# Start of THE DATA

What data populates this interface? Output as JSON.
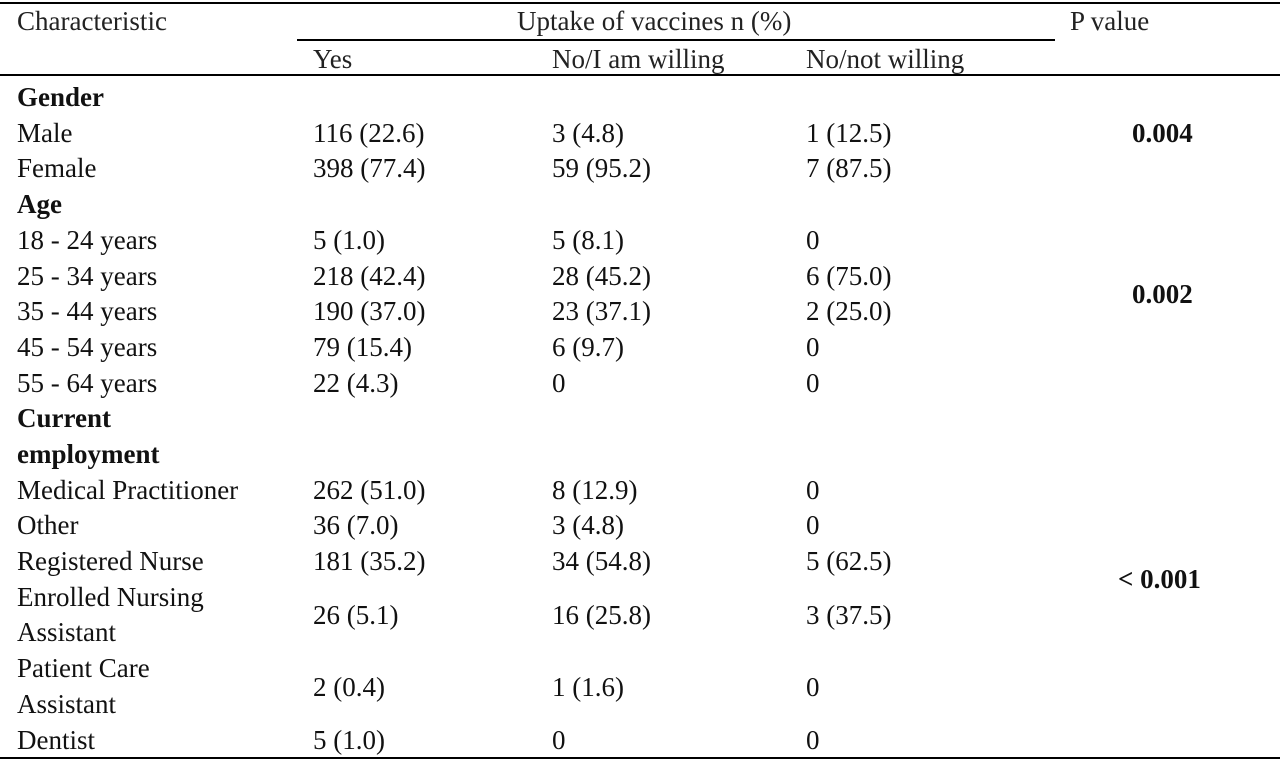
{
  "header": {
    "characteristic": "Characteristic",
    "group": "Uptake of vaccines n (%)",
    "p_value": "P value",
    "yes": "Yes",
    "willing": "No/I am willing",
    "not_willing": "No/not willing"
  },
  "sections": {
    "gender": {
      "title": "Gender",
      "p": "0.004",
      "rows": [
        {
          "label": "Male",
          "yes": "116 (22.6)",
          "willing": "3 (4.8)",
          "not_willing": "1 (12.5)"
        },
        {
          "label": "Female",
          "yes": "398 (77.4)",
          "willing": "59 (95.2)",
          "not_willing": "7 (87.5)"
        }
      ]
    },
    "age": {
      "title": "Age",
      "p": "0.002",
      "rows": [
        {
          "label": "18 - 24 years",
          "yes": "5 (1.0)",
          "willing": "5 (8.1)",
          "not_willing": "0"
        },
        {
          "label": "25 - 34 years",
          "yes": "218 (42.4)",
          "willing": "28 (45.2)",
          "not_willing": "6 (75.0)"
        },
        {
          "label": "35 - 44 years",
          "yes": "190 (37.0)",
          "willing": "23 (37.1)",
          "not_willing": "2 (25.0)"
        },
        {
          "label": "45 - 54 years",
          "yes": "79 (15.4)",
          "willing": "6 (9.7)",
          "not_willing": "0"
        },
        {
          "label": "55 - 64 years",
          "yes": "22 (4.3)",
          "willing": "0",
          "not_willing": "0"
        }
      ]
    },
    "employment": {
      "title_line1": "Current",
      "title_line2": "employment",
      "p": "< 0.001",
      "rows": [
        {
          "label": "Medical Practitioner",
          "yes": "262 (51.0)",
          "willing": "8 (12.9)",
          "not_willing": "0"
        },
        {
          "label": "Other",
          "yes": "36 (7.0)",
          "willing": "3 (4.8)",
          "not_willing": "0"
        },
        {
          "label": "Registered Nurse",
          "yes": "181 (35.2)",
          "willing": "34 (54.8)",
          "not_willing": "5 (62.5)"
        },
        {
          "label_line1": "Enrolled Nursing",
          "label_line2": "Assistant",
          "yes": "26 (5.1)",
          "willing": "16 (25.8)",
          "not_willing": "3 (37.5)"
        },
        {
          "label_line1": "Patient Care",
          "label_line2": "Assistant",
          "yes": "2 (0.4)",
          "willing": "1 (1.6)",
          "not_willing": "0"
        },
        {
          "label": "Dentist",
          "yes": "5 (1.0)",
          "willing": "0",
          "not_willing": "0"
        }
      ]
    }
  }
}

# End of THE DATA

• [EXERCISE DIRECTIONS]: Each line of the data should be quoted exactly, with pictures left out.

• [WRITTEN SOLUTION]:
What data populates this interface? Output as JSON.
{
  "header": {
    "characteristic": "Characteristic",
    "group": "Uptake of vaccines n (%)",
    "p_value": "P value",
    "yes": "Yes",
    "willing": "No/I am willing",
    "not_willing": "No/not willing"
  },
  "sections": {
    "gender": {
      "title": "Gender",
      "p": "0.004",
      "rows": [
        {
          "label": "Male",
          "yes": "116 (22.6)",
          "willing": "3 (4.8)",
          "not_willing": "1 (12.5)"
        },
        {
          "label": "Female",
          "yes": "398 (77.4)",
          "willing": "59 (95.2)",
          "not_willing": "7 (87.5)"
        }
      ]
    },
    "age": {
      "title": "Age",
      "p": "0.002",
      "rows": [
        {
          "label": "18 - 24 years",
          "yes": "5 (1.0)",
          "willing": "5 (8.1)",
          "not_willing": "0"
        },
        {
          "label": "25 - 34 years",
          "yes": "218 (42.4)",
          "willing": "28 (45.2)",
          "not_willing": "6 (75.0)"
        },
        {
          "label": "35 - 44 years",
          "yes": "190 (37.0)",
          "willing": "23 (37.1)",
          "not_willing": "2 (25.0)"
        },
        {
          "label": "45 - 54 years",
          "yes": "79 (15.4)",
          "willing": "6 (9.7)",
          "not_willing": "0"
        },
        {
          "label": "55 - 64 years",
          "yes": "22 (4.3)",
          "willing": "0",
          "not_willing": "0"
        }
      ]
    },
    "employment": {
      "title_line1": "Current",
      "title_line2": "employment",
      "p": "< 0.001",
      "rows": [
        {
          "label": "Medical Practitioner",
          "yes": "262 (51.0)",
          "willing": "8 (12.9)",
          "not_willing": "0"
        },
        {
          "label": "Other",
          "yes": "36 (7.0)",
          "willing": "3 (4.8)",
          "not_willing": "0"
        },
        {
          "label": "Registered Nurse",
          "yes": "181 (35.2)",
          "willing": "34 (54.8)",
          "not_willing": "5 (62.5)"
        },
        {
          "label_line1": "Enrolled Nursing",
          "label_line2": "Assistant",
          "yes": "26 (5.1)",
          "willing": "16 (25.8)",
          "not_willing": "3 (37.5)"
        },
        {
          "label_line1": "Patient Care",
          "label_line2": "Assistant",
          "yes": "2 (0.4)",
          "willing": "1 (1.6)",
          "not_willing": "0"
        },
        {
          "label": "Dentist",
          "yes": "5 (1.0)",
          "willing": "0",
          "not_willing": "0"
        }
      ]
    }
  }
}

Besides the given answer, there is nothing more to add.